Collected data entries
--------------------------------

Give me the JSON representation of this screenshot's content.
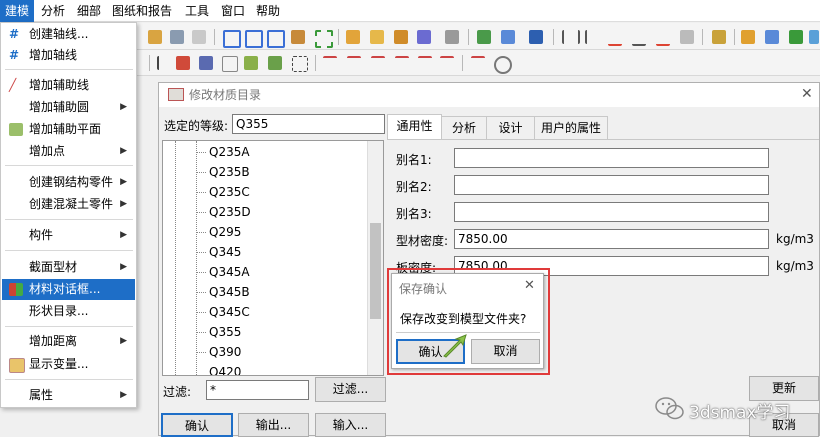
{
  "menubar": {
    "items": [
      "建模",
      "分析",
      "细部",
      "图纸和报告",
      "工具",
      "窗口",
      "帮助"
    ]
  },
  "dropdown": {
    "items": [
      {
        "label": "创建轴线...",
        "icon": "grid-create-icon"
      },
      {
        "label": "增加轴线",
        "icon": "grid-add-icon"
      },
      {
        "label": "增加辅助线",
        "icon": "construction-line-icon"
      },
      {
        "label": "增加辅助圆",
        "arrow": "▶"
      },
      {
        "label": "增加辅助平面",
        "icon": "construction-plane-icon"
      },
      {
        "label": "增加点",
        "arrow": "▶"
      },
      {
        "label": "创建钢结构零件",
        "arrow": "▶"
      },
      {
        "label": "创建混凝土零件",
        "arrow": "▶"
      },
      {
        "label": "构件",
        "arrow": "▶"
      },
      {
        "label": "截面型材",
        "arrow": "▶"
      },
      {
        "label": "材料对话框...",
        "icon": "material-catalog-icon"
      },
      {
        "label": "形状目录..."
      },
      {
        "label": "增加距离",
        "arrow": "▶"
      },
      {
        "label": "显示变量...",
        "icon": "variables-icon"
      },
      {
        "label": "属性",
        "arrow": "▶"
      }
    ]
  },
  "dialog": {
    "title": "修改材质目录",
    "close_glyph": "✕",
    "grade_label": "选定的等级:",
    "grade_value": "Q355",
    "tree_items": [
      "Q235A",
      "Q235B",
      "Q235C",
      "Q235D",
      "Q295",
      "Q345",
      "Q345A",
      "Q345B",
      "Q345C",
      "Q355",
      "Q390",
      "Q420"
    ],
    "filter_label": "过滤:",
    "filter_value": "*",
    "filter_button": "过滤...",
    "tabs": [
      "通用性",
      "分析",
      "设计",
      "用户的属性"
    ],
    "alias1_label": "别名1:",
    "alias2_label": "别名2:",
    "alias3_label": "别名3:",
    "profile_density_label": "型材密度:",
    "profile_density_value": "7850.00",
    "profile_density_unit": "kg/m3",
    "plate_density_label": "板密度:",
    "plate_density_value": "7850.00",
    "plate_density_unit": "kg/m3",
    "update_button": "更新",
    "ok_button": "确认",
    "export_button": "输出...",
    "import_button": "输入...",
    "cancel_button": "取消"
  },
  "confirm": {
    "title": "保存确认",
    "close_glyph": "✕",
    "message": "保存改变到模型文件夹?",
    "ok_button": "确认",
    "cancel_button": "取消",
    "highlight_color": "#e03a3a"
  },
  "watermark": {
    "text": "3dsmax学习"
  },
  "colors": {
    "menu_highlight": "#1e6ec7",
    "arrow_green": "#8bc34a"
  }
}
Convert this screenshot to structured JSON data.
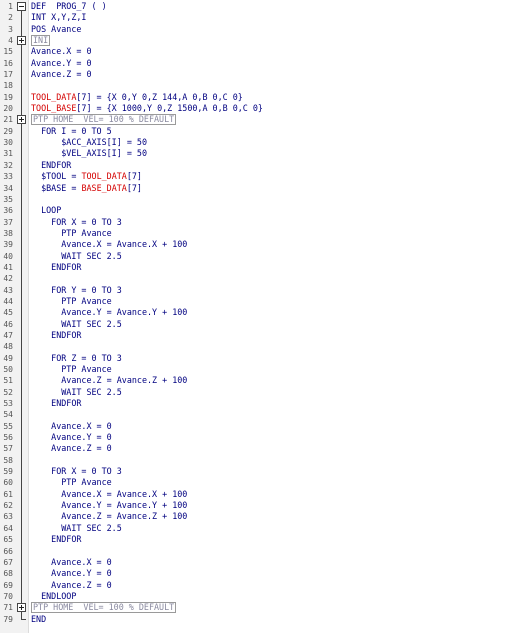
{
  "editor": {
    "lines": [
      {
        "num": "1",
        "fold": "open-start",
        "indent": 0,
        "segments": [
          {
            "t": "DEF  PROG_7 ( )",
            "c": "dark"
          }
        ]
      },
      {
        "num": "2",
        "fold": "line",
        "indent": 0,
        "segments": [
          {
            "t": "INT X,Y,Z,I",
            "c": "dark"
          }
        ]
      },
      {
        "num": "3",
        "fold": "line",
        "indent": 0,
        "segments": [
          {
            "t": "POS Avance",
            "c": "dark"
          }
        ]
      },
      {
        "num": "4",
        "fold": "closed",
        "indent": 0,
        "segments": [
          {
            "t": "INI",
            "c": "box"
          }
        ]
      },
      {
        "num": "15",
        "fold": "line",
        "indent": 0,
        "segments": [
          {
            "t": "Avance.X = 0",
            "c": "dark"
          }
        ]
      },
      {
        "num": "16",
        "fold": "line",
        "indent": 0,
        "segments": [
          {
            "t": "Avance.Y = 0",
            "c": "dark"
          }
        ]
      },
      {
        "num": "17",
        "fold": "line",
        "indent": 0,
        "segments": [
          {
            "t": "Avance.Z = 0",
            "c": "dark"
          }
        ]
      },
      {
        "num": "18",
        "fold": "line",
        "indent": 0,
        "segments": []
      },
      {
        "num": "19",
        "fold": "line",
        "indent": 0,
        "segments": [
          {
            "t": "TOOL_DATA",
            "c": "red"
          },
          {
            "t": "[7] = {X 0,Y 0,Z 144,A 0,B 0,C 0}",
            "c": "dark"
          }
        ]
      },
      {
        "num": "20",
        "fold": "line",
        "indent": 0,
        "segments": [
          {
            "t": "TOOL_BASE",
            "c": "red"
          },
          {
            "t": "[7] = {X 1000,Y 0,Z 1500,A 0,B 0,C 0}",
            "c": "dark"
          }
        ]
      },
      {
        "num": "21",
        "fold": "closed",
        "indent": 0,
        "segments": [
          {
            "t": "PTP HOME  VEL= 100 % DEFAULT",
            "c": "box"
          }
        ]
      },
      {
        "num": "29",
        "fold": "line",
        "indent": 2,
        "segments": [
          {
            "t": "FOR I = 0 TO 5",
            "c": "dark"
          }
        ]
      },
      {
        "num": "30",
        "fold": "line",
        "indent": 6,
        "segments": [
          {
            "t": "$ACC_AXIS[I] = 50",
            "c": "dark"
          }
        ]
      },
      {
        "num": "31",
        "fold": "line",
        "indent": 6,
        "segments": [
          {
            "t": "$VEL_AXIS[I] = 50",
            "c": "dark"
          }
        ]
      },
      {
        "num": "32",
        "fold": "line",
        "indent": 2,
        "segments": [
          {
            "t": "ENDFOR",
            "c": "dark"
          }
        ]
      },
      {
        "num": "33",
        "fold": "line",
        "indent": 2,
        "segments": [
          {
            "t": "$TOOL = ",
            "c": "dark"
          },
          {
            "t": "TOOL_DATA",
            "c": "red"
          },
          {
            "t": "[7]",
            "c": "dark"
          }
        ]
      },
      {
        "num": "34",
        "fold": "line",
        "indent": 2,
        "segments": [
          {
            "t": "$BASE = ",
            "c": "dark"
          },
          {
            "t": "BASE_DATA",
            "c": "red"
          },
          {
            "t": "[7]",
            "c": "dark"
          }
        ]
      },
      {
        "num": "35",
        "fold": "line",
        "indent": 0,
        "segments": []
      },
      {
        "num": "36",
        "fold": "line",
        "indent": 2,
        "segments": [
          {
            "t": "LOOP",
            "c": "dark"
          }
        ]
      },
      {
        "num": "37",
        "fold": "line",
        "indent": 4,
        "segments": [
          {
            "t": "FOR X = 0 TO 3",
            "c": "dark"
          }
        ]
      },
      {
        "num": "38",
        "fold": "line",
        "indent": 6,
        "segments": [
          {
            "t": "PTP Avance",
            "c": "dark"
          }
        ]
      },
      {
        "num": "39",
        "fold": "line",
        "indent": 6,
        "segments": [
          {
            "t": "Avance.X = Avance.X + 100",
            "c": "dark"
          }
        ]
      },
      {
        "num": "40",
        "fold": "line",
        "indent": 6,
        "segments": [
          {
            "t": "WAIT SEC 2.5",
            "c": "dark"
          }
        ]
      },
      {
        "num": "41",
        "fold": "line",
        "indent": 4,
        "segments": [
          {
            "t": "ENDFOR",
            "c": "dark"
          }
        ]
      },
      {
        "num": "42",
        "fold": "line",
        "indent": 0,
        "segments": []
      },
      {
        "num": "43",
        "fold": "line",
        "indent": 4,
        "segments": [
          {
            "t": "FOR Y = 0 TO 3",
            "c": "dark"
          }
        ]
      },
      {
        "num": "44",
        "fold": "line",
        "indent": 6,
        "segments": [
          {
            "t": "PTP Avance",
            "c": "dark"
          }
        ]
      },
      {
        "num": "45",
        "fold": "line",
        "indent": 6,
        "segments": [
          {
            "t": "Avance.Y = Avance.Y + 100",
            "c": "dark"
          }
        ]
      },
      {
        "num": "46",
        "fold": "line",
        "indent": 6,
        "segments": [
          {
            "t": "WAIT SEC 2.5",
            "c": "dark"
          }
        ]
      },
      {
        "num": "47",
        "fold": "line",
        "indent": 4,
        "segments": [
          {
            "t": "ENDFOR",
            "c": "dark"
          }
        ]
      },
      {
        "num": "48",
        "fold": "line",
        "indent": 0,
        "segments": []
      },
      {
        "num": "49",
        "fold": "line",
        "indent": 4,
        "segments": [
          {
            "t": "FOR Z = 0 TO 3",
            "c": "dark"
          }
        ]
      },
      {
        "num": "50",
        "fold": "line",
        "indent": 6,
        "segments": [
          {
            "t": "PTP Avance",
            "c": "dark"
          }
        ]
      },
      {
        "num": "51",
        "fold": "line",
        "indent": 6,
        "segments": [
          {
            "t": "Avance.Z = Avance.Z + 100",
            "c": "dark"
          }
        ]
      },
      {
        "num": "52",
        "fold": "line",
        "indent": 6,
        "segments": [
          {
            "t": "WAIT SEC 2.5",
            "c": "dark"
          }
        ]
      },
      {
        "num": "53",
        "fold": "line",
        "indent": 4,
        "segments": [
          {
            "t": "ENDFOR",
            "c": "dark"
          }
        ]
      },
      {
        "num": "54",
        "fold": "line",
        "indent": 0,
        "segments": []
      },
      {
        "num": "55",
        "fold": "line",
        "indent": 4,
        "segments": [
          {
            "t": "Avance.X = 0",
            "c": "dark"
          }
        ]
      },
      {
        "num": "56",
        "fold": "line",
        "indent": 4,
        "segments": [
          {
            "t": "Avance.Y = 0",
            "c": "dark"
          }
        ]
      },
      {
        "num": "57",
        "fold": "line",
        "indent": 4,
        "segments": [
          {
            "t": "Avance.Z = 0",
            "c": "dark"
          }
        ]
      },
      {
        "num": "58",
        "fold": "line",
        "indent": 0,
        "segments": []
      },
      {
        "num": "59",
        "fold": "line",
        "indent": 4,
        "segments": [
          {
            "t": "FOR X = 0 TO 3",
            "c": "dark"
          }
        ]
      },
      {
        "num": "60",
        "fold": "line",
        "indent": 6,
        "segments": [
          {
            "t": "PTP Avance",
            "c": "dark"
          }
        ]
      },
      {
        "num": "61",
        "fold": "line",
        "indent": 6,
        "segments": [
          {
            "t": "Avance.X = Avance.X + 100",
            "c": "dark"
          }
        ]
      },
      {
        "num": "62",
        "fold": "line",
        "indent": 6,
        "segments": [
          {
            "t": "Avance.Y = Avance.Y + 100",
            "c": "dark"
          }
        ]
      },
      {
        "num": "63",
        "fold": "line",
        "indent": 6,
        "segments": [
          {
            "t": "Avance.Z = Avance.Z + 100",
            "c": "dark"
          }
        ]
      },
      {
        "num": "64",
        "fold": "line",
        "indent": 6,
        "segments": [
          {
            "t": "WAIT SEC 2.5",
            "c": "dark"
          }
        ]
      },
      {
        "num": "65",
        "fold": "line",
        "indent": 4,
        "segments": [
          {
            "t": "ENDFOR",
            "c": "dark"
          }
        ]
      },
      {
        "num": "66",
        "fold": "line",
        "indent": 0,
        "segments": []
      },
      {
        "num": "67",
        "fold": "line",
        "indent": 4,
        "segments": [
          {
            "t": "Avance.X = 0",
            "c": "dark"
          }
        ]
      },
      {
        "num": "68",
        "fold": "line",
        "indent": 4,
        "segments": [
          {
            "t": "Avance.Y = 0",
            "c": "dark"
          }
        ]
      },
      {
        "num": "69",
        "fold": "line",
        "indent": 4,
        "segments": [
          {
            "t": "Avance.Z = 0",
            "c": "dark"
          }
        ]
      },
      {
        "num": "70",
        "fold": "line",
        "indent": 2,
        "segments": [
          {
            "t": "ENDLOOP",
            "c": "dark"
          }
        ]
      },
      {
        "num": "71",
        "fold": "closed",
        "indent": 0,
        "segments": [
          {
            "t": "PTP HOME  VEL= 100 % DEFAULT",
            "c": "box"
          }
        ]
      },
      {
        "num": "79",
        "fold": "end",
        "indent": 0,
        "segments": [
          {
            "t": "END",
            "c": "dark"
          }
        ]
      }
    ]
  },
  "colors": {
    "keyword": "#000080",
    "highlight": "#d40000",
    "folded": "#8a8aa0",
    "background": "#ffffff",
    "gutter": "#f2f2f2"
  }
}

--------------------------------

### AIM OF THE EXERCISE
List all lines in the material containing the string "JSON".

### THE REPLY
Give me the JSON representation of this screenshot's content.
Convert this screenshot to structured JSON data.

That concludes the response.